(Figure collection entries)
━━━━━━

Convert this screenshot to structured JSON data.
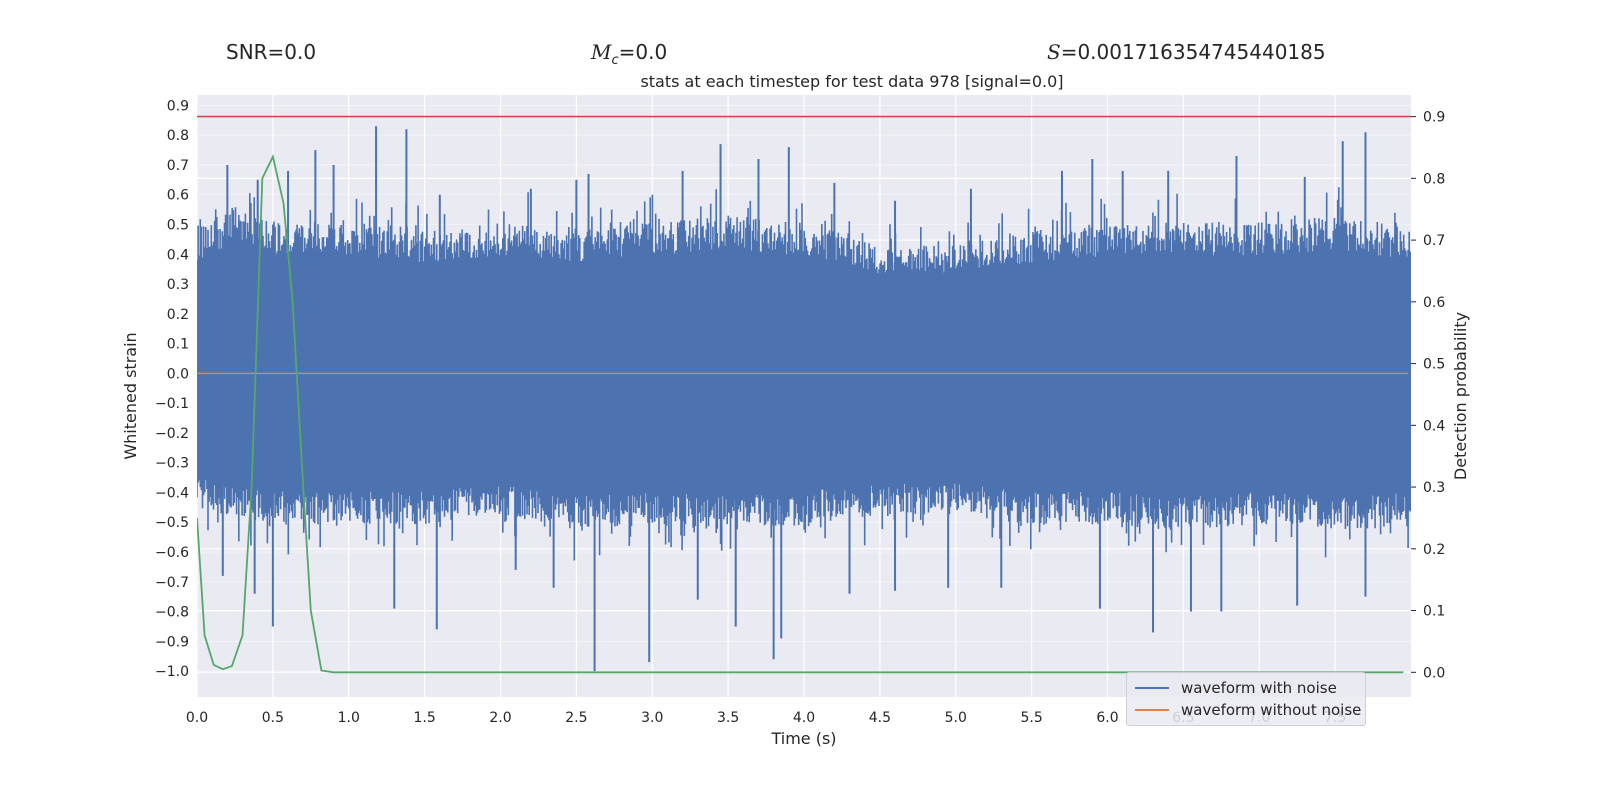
{
  "header": {
    "snr_label": "SNR=0.0",
    "mc_symbol": "M",
    "mc_sub": "c",
    "mc_value": "=0.0",
    "s_symbol": "S",
    "s_value": "=0.001716354745440185"
  },
  "colors": {
    "plot_bg": "#EAEAF2",
    "grid": "#FFFFFF",
    "noisy": "#4C72B0",
    "clean": "#DD8452",
    "threshold": "#C44E52",
    "probability": "#55A868"
  },
  "chart_data": {
    "type": "line",
    "title": "stats at each timestep for test data 978 [signal=0.0]",
    "xlabel": "Time (s)",
    "ylabel": "Whitened strain",
    "y2label": "Detection probability",
    "xlim": [
      0.0,
      8.0
    ],
    "ylim": [
      -1.087,
      0.935
    ],
    "y2lim": [
      -0.04,
      0.935
    ],
    "xticks": [
      "0.0",
      "0.5",
      "1.0",
      "1.5",
      "2.0",
      "2.5",
      "3.0",
      "3.5",
      "4.0",
      "4.5",
      "5.0",
      "5.5",
      "6.0",
      "6.5",
      "7.0",
      "7.5"
    ],
    "yticks": [
      "0.9",
      "0.8",
      "0.7",
      "0.6",
      "0.5",
      "0.4",
      "0.3",
      "0.2",
      "0.1",
      "0.0",
      "-0.1",
      "-0.2",
      "-0.3",
      "-0.4",
      "-0.5",
      "-0.6",
      "-0.7",
      "-0.8",
      "-0.9",
      "-1.0"
    ],
    "y2ticks": [
      "0.9",
      "0.8",
      "0.7",
      "0.6",
      "0.5",
      "0.4",
      "0.3",
      "0.2",
      "0.1",
      "0.0"
    ],
    "grid": true,
    "legend_position": "bottom-right",
    "series": [
      {
        "name": "waveform with noise",
        "axis": "left",
        "style": "dense noise trace",
        "envelope_top": [
          [
            0.0,
            0.43
          ],
          [
            0.25,
            0.5
          ],
          [
            0.5,
            0.45
          ],
          [
            1.0,
            0.45
          ],
          [
            1.5,
            0.42
          ],
          [
            2.0,
            0.45
          ],
          [
            2.5,
            0.42
          ],
          [
            3.0,
            0.45
          ],
          [
            3.5,
            0.47
          ],
          [
            4.0,
            0.45
          ],
          [
            4.5,
            0.38
          ],
          [
            5.0,
            0.38
          ],
          [
            5.5,
            0.42
          ],
          [
            6.0,
            0.44
          ],
          [
            6.5,
            0.45
          ],
          [
            7.0,
            0.45
          ],
          [
            7.5,
            0.47
          ],
          [
            8.0,
            0.43
          ]
        ],
        "envelope_bottom": [
          [
            0.0,
            -0.4
          ],
          [
            0.5,
            -0.45
          ],
          [
            1.0,
            -0.45
          ],
          [
            1.5,
            -0.45
          ],
          [
            2.0,
            -0.42
          ],
          [
            2.5,
            -0.47
          ],
          [
            3.0,
            -0.45
          ],
          [
            3.5,
            -0.47
          ],
          [
            4.0,
            -0.45
          ],
          [
            4.5,
            -0.42
          ],
          [
            5.0,
            -0.42
          ],
          [
            5.5,
            -0.45
          ],
          [
            6.0,
            -0.45
          ],
          [
            6.5,
            -0.47
          ],
          [
            7.0,
            -0.45
          ],
          [
            7.5,
            -0.47
          ],
          [
            8.0,
            -0.45
          ]
        ],
        "peaks": [
          {
            "x": 0.2,
            "y": 0.7
          },
          {
            "x": 0.4,
            "y": 0.65
          },
          {
            "x": 0.6,
            "y": 0.68
          },
          {
            "x": 0.78,
            "y": 0.75
          },
          {
            "x": 0.9,
            "y": 0.7
          },
          {
            "x": 1.18,
            "y": 0.83
          },
          {
            "x": 1.38,
            "y": 0.82
          },
          {
            "x": 1.6,
            "y": 0.6
          },
          {
            "x": 2.2,
            "y": 0.62
          },
          {
            "x": 2.5,
            "y": 0.65
          },
          {
            "x": 2.58,
            "y": 0.67
          },
          {
            "x": 3.2,
            "y": 0.68
          },
          {
            "x": 3.45,
            "y": 0.77
          },
          {
            "x": 3.7,
            "y": 0.72
          },
          {
            "x": 3.9,
            "y": 0.76
          },
          {
            "x": 4.2,
            "y": 0.64
          },
          {
            "x": 4.6,
            "y": 0.58
          },
          {
            "x": 5.1,
            "y": 0.62
          },
          {
            "x": 5.7,
            "y": 0.68
          },
          {
            "x": 5.9,
            "y": 0.72
          },
          {
            "x": 6.1,
            "y": 0.68
          },
          {
            "x": 6.4,
            "y": 0.68
          },
          {
            "x": 6.85,
            "y": 0.73
          },
          {
            "x": 7.3,
            "y": 0.66
          },
          {
            "x": 7.55,
            "y": 0.78
          },
          {
            "x": 7.7,
            "y": 0.81
          },
          {
            "x": 0.17,
            "y": -0.68
          },
          {
            "x": 0.38,
            "y": -0.74
          },
          {
            "x": 0.5,
            "y": -0.85
          },
          {
            "x": 1.3,
            "y": -0.79
          },
          {
            "x": 1.58,
            "y": -0.86
          },
          {
            "x": 2.1,
            "y": -0.66
          },
          {
            "x": 2.35,
            "y": -0.72
          },
          {
            "x": 2.62,
            "y": -1.0
          },
          {
            "x": 2.98,
            "y": -0.97
          },
          {
            "x": 3.3,
            "y": -0.76
          },
          {
            "x": 3.55,
            "y": -0.85
          },
          {
            "x": 3.8,
            "y": -0.96
          },
          {
            "x": 3.85,
            "y": -0.89
          },
          {
            "x": 4.3,
            "y": -0.74
          },
          {
            "x": 4.6,
            "y": -0.73
          },
          {
            "x": 4.95,
            "y": -0.72
          },
          {
            "x": 5.3,
            "y": -0.72
          },
          {
            "x": 5.95,
            "y": -0.79
          },
          {
            "x": 6.3,
            "y": -0.87
          },
          {
            "x": 6.55,
            "y": -0.8
          },
          {
            "x": 6.75,
            "y": -0.8
          },
          {
            "x": 7.25,
            "y": -0.78
          },
          {
            "x": 7.7,
            "y": -0.75
          }
        ]
      },
      {
        "name": "waveform without noise",
        "axis": "left",
        "x": [
          0.0,
          7.98
        ],
        "values": [
          0.0,
          0.0
        ]
      },
      {
        "axis": "right",
        "x": [
          0.0,
          0.05,
          0.11,
          0.17,
          0.23,
          0.3,
          0.36,
          0.43,
          0.5,
          0.57,
          0.63,
          0.7,
          0.75,
          0.82,
          0.9,
          1.0,
          2.0,
          3.0,
          4.0,
          5.0,
          6.0,
          7.0,
          7.95
        ],
        "values": [
          0.25,
          0.06,
          0.012,
          0.005,
          0.01,
          0.06,
          0.3,
          0.8,
          0.835,
          0.76,
          0.6,
          0.3,
          0.1,
          0.003,
          0.0,
          0.0,
          0.0,
          0.0,
          0.0,
          0.0,
          0.0,
          0.0,
          0.0
        ]
      },
      {
        "axis": "right",
        "x": [
          0.0,
          8.0
        ],
        "values": [
          0.9,
          0.9
        ]
      }
    ]
  }
}
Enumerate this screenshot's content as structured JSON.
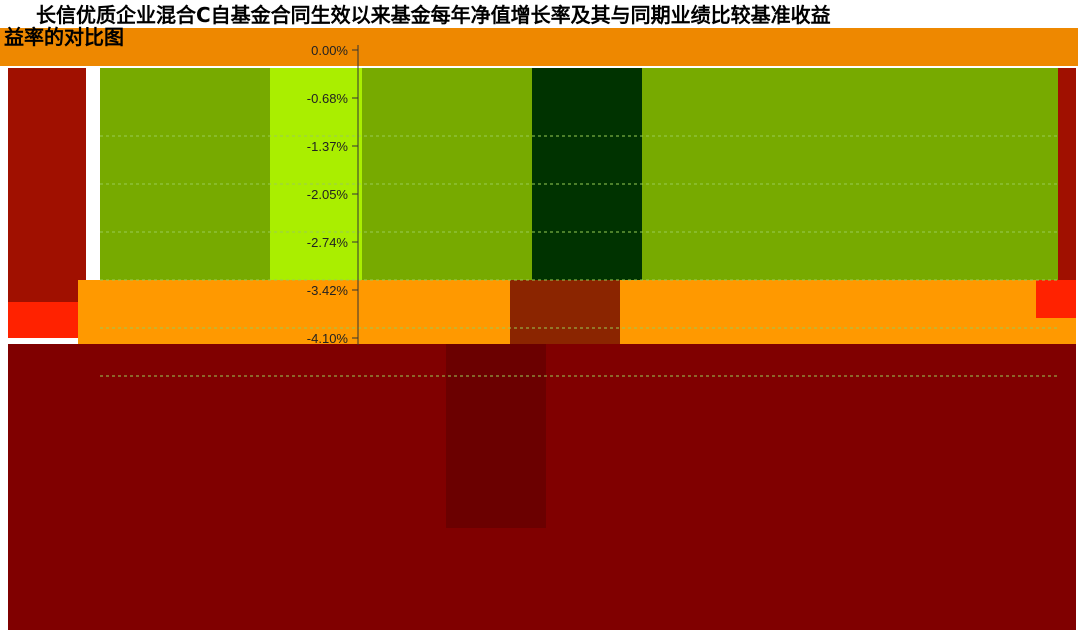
{
  "chart_data": {
    "type": "bar",
    "title_line1": "长信优质企业混合C自基金合同生效以来基金每年净值增长率及其与同期业绩比较基准收益",
    "title_line2": "益率的对比图",
    "y_ticks": [
      "0.00%",
      "-0.68%",
      "-1.37%",
      "-2.05%",
      "-2.74%",
      "-3.42%",
      "-4.10%"
    ],
    "ylim": [
      -4.1,
      0
    ],
    "grid": true,
    "colors": {
      "background": "#800000",
      "plot_area": "#77aa00",
      "band_light": "#aaee00",
      "band_dark": "#003300",
      "lower_band": "#ff9900",
      "lower_band_dark": "#8b2500",
      "accent_red": "#ff2200",
      "deep_red": "#6b0000",
      "header_band": "#ee8800"
    }
  }
}
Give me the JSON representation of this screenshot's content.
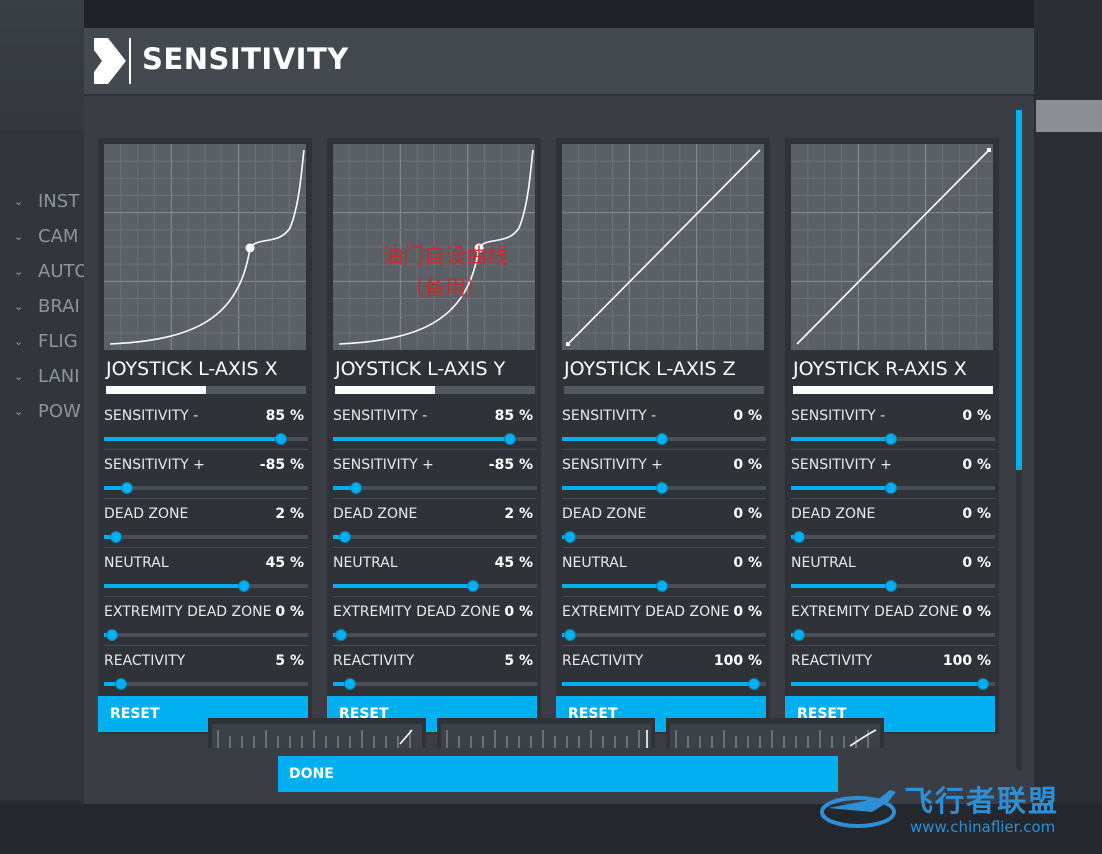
{
  "dialog": {
    "title": "SENSITIVITY"
  },
  "side_menu": [
    "INST",
    "CAM",
    "AUTO",
    "BRAI",
    "FLIG",
    "LANI",
    "POW"
  ],
  "setting_labels": [
    "SENSITIVITY -",
    "SENSITIVITY +",
    "DEAD ZONE",
    "NEUTRAL",
    "EXTREMITY DEAD ZONE",
    "REACTIVITY"
  ],
  "axes": [
    {
      "name": "JOYSTICK L-AXIS X",
      "input_level": 0.5,
      "curve": "s-curve",
      "settings": [
        {
          "value": "85 %",
          "level": 0.9
        },
        {
          "value": "-85 %",
          "level": 0.1
        },
        {
          "value": "2 %",
          "level": 0.04
        },
        {
          "value": "45 %",
          "level": 0.71
        },
        {
          "value": "0 %",
          "level": 0.02
        },
        {
          "value": "5 %",
          "level": 0.07
        }
      ],
      "reset_label": "RESET"
    },
    {
      "name": "JOYSTICK L-AXIS Y",
      "input_level": 0.5,
      "curve": "s-curve",
      "settings": [
        {
          "value": "85 %",
          "level": 0.9
        },
        {
          "value": "-85 %",
          "level": 0.1
        },
        {
          "value": "2 %",
          "level": 0.04
        },
        {
          "value": "45 %",
          "level": 0.71
        },
        {
          "value": "0 %",
          "level": 0.02
        },
        {
          "value": "5 %",
          "level": 0.07
        }
      ],
      "reset_label": "RESET"
    },
    {
      "name": "JOYSTICK L-AXIS Z",
      "input_level": 0.0,
      "curve": "linear",
      "settings": [
        {
          "value": "0 %",
          "level": 0.5
        },
        {
          "value": "0 %",
          "level": 0.5
        },
        {
          "value": "0 %",
          "level": 0.02
        },
        {
          "value": "0 %",
          "level": 0.5
        },
        {
          "value": "0 %",
          "level": 0.02
        },
        {
          "value": "100 %",
          "level": 0.98
        }
      ],
      "reset_label": "RESET"
    },
    {
      "name": "JOYSTICK R-AXIS X",
      "input_level": 1.0,
      "curve": "linear",
      "settings": [
        {
          "value": "0 %",
          "level": 0.5
        },
        {
          "value": "0 %",
          "level": 0.5
        },
        {
          "value": "0 %",
          "level": 0.02
        },
        {
          "value": "0 %",
          "level": 0.5
        },
        {
          "value": "0 %",
          "level": 0.02
        },
        {
          "value": "100 %",
          "level": 0.98
        }
      ],
      "reset_label": "RESET"
    }
  ],
  "overlay_note": [
    "油门自设曲线",
    "（备用）"
  ],
  "done_label": "DONE",
  "watermark": {
    "name": "飞行者联盟",
    "url": "www.chinaflier.com"
  },
  "colors": {
    "accent": "#00aff0",
    "graph_bg": "#5b5f66",
    "note": "#cc2a2a"
  }
}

━━━━━━

Exercise details.
Using the listing above, locate the lines that hold "structured" and copy each one.

Response below.
Convert this screenshot to structured JSON data.
Enumerate this screenshot's content as structured JSON.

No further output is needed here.